***** Data shown *****

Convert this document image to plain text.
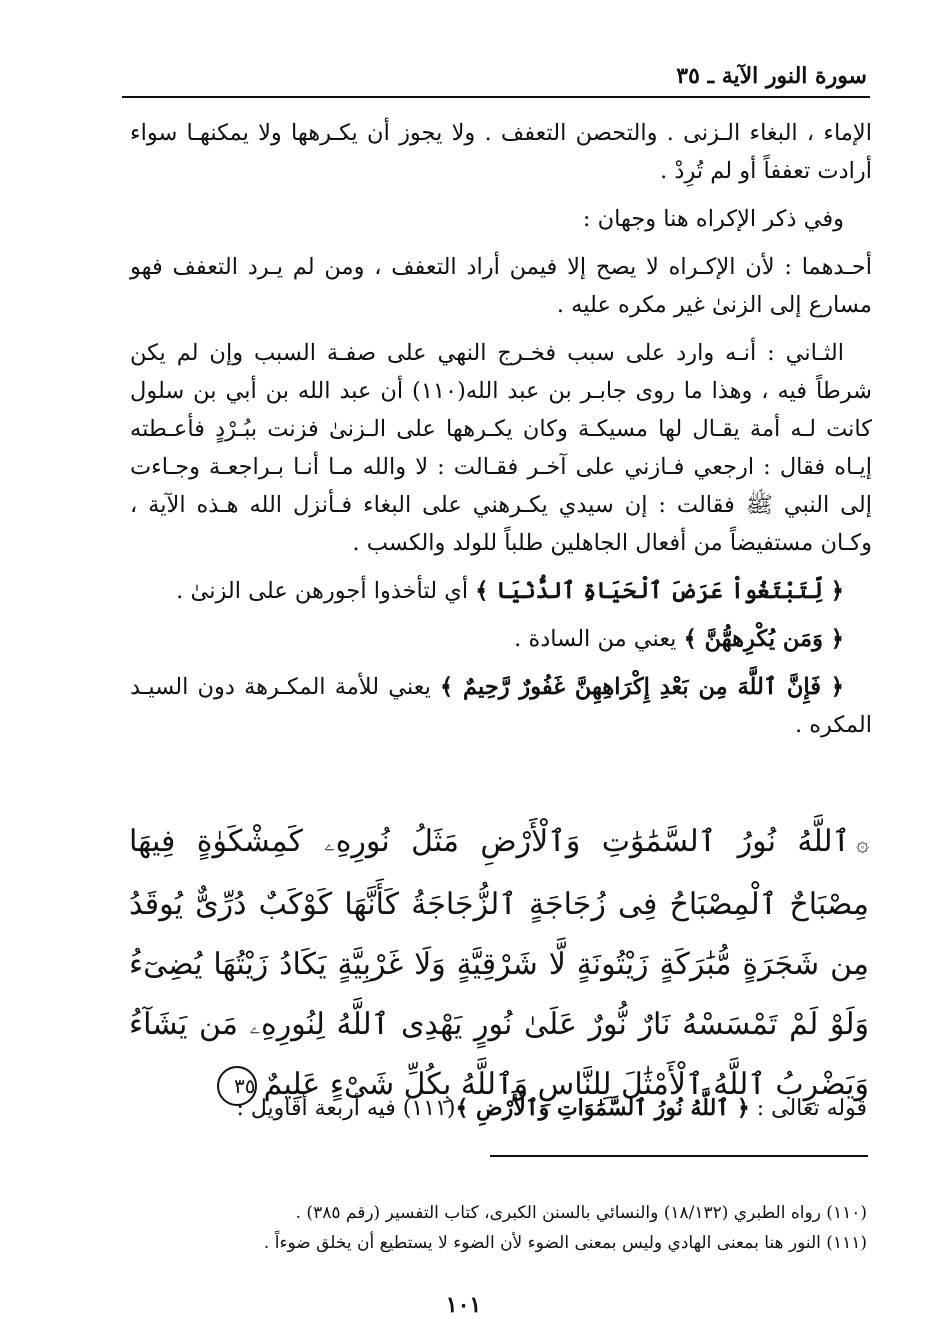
سورة النور الآية ـ ٣٥

الإماء ، البغاء الـزنى . والتحصن التعفف . ولا يجوز أن يكـرهها ولا يمكنهـا سواء أرادت تعففاً أو لم تُرِدْ .

وفي ذكر الإكراه هنا وجهان :

أحـدهما : لأن الإكـراه لا يصح إلا فيمن أراد التعفف ، ومن لم يـرد التعفف فهو مسارع إلى الزنىٰ غير مكره عليه .

الثـاني : أنـه وارد على سبب فخـرج النهي على صفـة السبب وإن لم يكن شرطاً فيه ، وهذا ما روى جابـر بن عبد الله(١١٠) أن عبد الله بن أبي بن سلول كانت لـه أمة يقـال لها مسيكـة وكان يكـرهها على الـزنىٰ فزنت ببُـرْدٍ فأعـطته إيـاه فقال : ارجعي فـازني على آخـر فقـالت : لا والله مـا أنـا بـراجعـة وجـاءت إلى النبي ﷺ فقالت : إن سيدي يكـرهني على البغاء فـأنزل الله هـذه الآية ، وكـان مستفيضاً من أفعال الجاهلين طلباً للولد والكسب .

﴿ لِّتَبْتَغُواْ عَرَضَ ٱلْحَيَاةِ ٱلدُّنْيَا ﴾ أي لتأخذوا أجورهن على الزنىٰ .

﴿ وَمَن يُكْرِههُّنَّ ﴾ يعني من السادة .

﴿ فَإِنَّ ٱللَّهَ مِن بَعْدِ إِكْرَاهِهِنَّ غَفُورٌ رَّحِيمٌ ﴾ يعني للأمة المكـرهة دون السيـد المكره .

۞ٱللَّهُ نُورُ ٱلسَّمَٰوَٰتِ وَٱلْأَرْضِ مَثَلُ نُورِهِۦ كَمِشْكَوٰةٍ فِيهَا مِصْبَاحٌ ٱلْمِصْبَاحُ فِى زُجَاجَةٍ ٱلزُّجَاجَةُ كَأَنَّهَا كَوْكَبٌ دُرِّىٌّ يُوقَدُ مِن شَجَرَةٍ مُّبَٰرَكَةٍ زَيْتُونَةٍ لَّا شَرْقِيَّةٍ وَلَا غَرْبِيَّةٍ يَكَادُ زَيْتُهَا يُضِىٓءُ وَلَوْ لَمْ تَمْسَسْهُ نَارٌ نُّورٌ عَلَىٰ نُورٍ يَهْدِى ٱللَّهُ لِنُورِهِۦ مَن يَشَآءُ وَيَضْرِبُ ٱللَّهُ ٱلْأَمْثَٰلَ لِلنَّاسِ وَٱللَّهُ بِكُلِّ شَىْءٍ عَلِيمٌ٣٥
قوله تعالى : ﴿ ٱللَّهُ نُورُ ٱلسَّمَٰوَاتِ وَٱلْأَرْضِ ﴾(١١١) فيه أربعة أقاويل :
(١١٠) رواه الطبري (١٨/١٣٢) والنسائي بالسنن الكبرى، كتاب التفسير (رقم ٣٨٥) .
(١١١) النور هنا بمعنى الهادي وليس بمعنى الضوء لأن الضوء لا يستطيع أن يخلق ضوءاً .
١٠١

*****

Work required>
Copy out every line of the material above exactly, skipping the pictures.

Solution>
Convert this document image to plain text.
سورة النور الآية ـ ٣٥

الإماء ، البغاء الـزنى . والتحصن التعفف . ولا يجوز أن يكـرهها ولا يمكنهـا سواء أرادت تعففاً أو لم تُرِدْ .

وفي ذكر الإكراه هنا وجهان :

أحـدهما : لأن الإكـراه لا يصح إلا فيمن أراد التعفف ، ومن لم يـرد التعفف فهو مسارع إلى الزنىٰ غير مكره عليه .

الثـاني : أنـه وارد على سبب فخـرج النهي على صفـة السبب وإن لم يكن شرطاً فيه ، وهذا ما روى جابـر بن عبد الله(١١٠) أن عبد الله بن أبي بن سلول كانت لـه أمة يقـال لها مسيكـة وكان يكـرهها على الـزنىٰ فزنت ببُـرْدٍ فأعـطته إيـاه فقال : ارجعي فـازني على آخـر فقـالت : لا والله مـا أنـا بـراجعـة وجـاءت إلى النبي ﷺ فقالت : إن سيدي يكـرهني على البغاء فـأنزل الله هـذه الآية ، وكـان مستفيضاً من أفعال الجاهلين طلباً للولد والكسب .

﴿ لِّتَبْتَغُواْ عَرَضَ ٱلْحَيَاةِ ٱلدُّنْيَا ﴾ أي لتأخذوا أجورهن على الزنىٰ .

﴿ وَمَن يُكْرِههُّنَّ ﴾ يعني من السادة .

﴿ فَإِنَّ ٱللَّهَ مِن بَعْدِ إِكْرَاهِهِنَّ غَفُورٌ رَّحِيمٌ ﴾ يعني للأمة المكـرهة دون السيـد المكره .

۞ٱللَّهُ نُورُ ٱلسَّمَٰوَٰتِ وَٱلْأَرْضِ مَثَلُ نُورِهِۦ كَمِشْكَوٰةٍ فِيهَا مِصْبَاحٌ ٱلْمِصْبَاحُ فِى زُجَاجَةٍ ٱلزُّجَاجَةُ كَأَنَّهَا كَوْكَبٌ دُرِّىٌّ يُوقَدُ مِن شَجَرَةٍ مُّبَٰرَكَةٍ زَيْتُونَةٍ لَّا شَرْقِيَّةٍ وَلَا غَرْبِيَّةٍ يَكَادُ زَيْتُهَا يُضِىٓءُ وَلَوْ لَمْ تَمْسَسْهُ نَارٌ نُّورٌ عَلَىٰ نُورٍ يَهْدِى ٱللَّهُ لِنُورِهِۦ مَن يَشَآءُ وَيَضْرِبُ ٱللَّهُ ٱلْأَمْثَٰلَ لِلنَّاسِ وَٱللَّهُ بِكُلِّ شَىْءٍ عَلِيمٌ٣٥
قوله تعالى : ﴿ ٱللَّهُ نُورُ ٱلسَّمَٰوَاتِ وَٱلْأَرْضِ ﴾(١١١) فيه أربعة أقاويل :
(١١٠) رواه الطبري (١٨/١٣٢) والنسائي بالسنن الكبرى، كتاب التفسير (رقم ٣٨٥) .
(١١١) النور هنا بمعنى الهادي وليس بمعنى الضوء لأن الضوء لا يستطيع أن يخلق ضوءاً .
١٠١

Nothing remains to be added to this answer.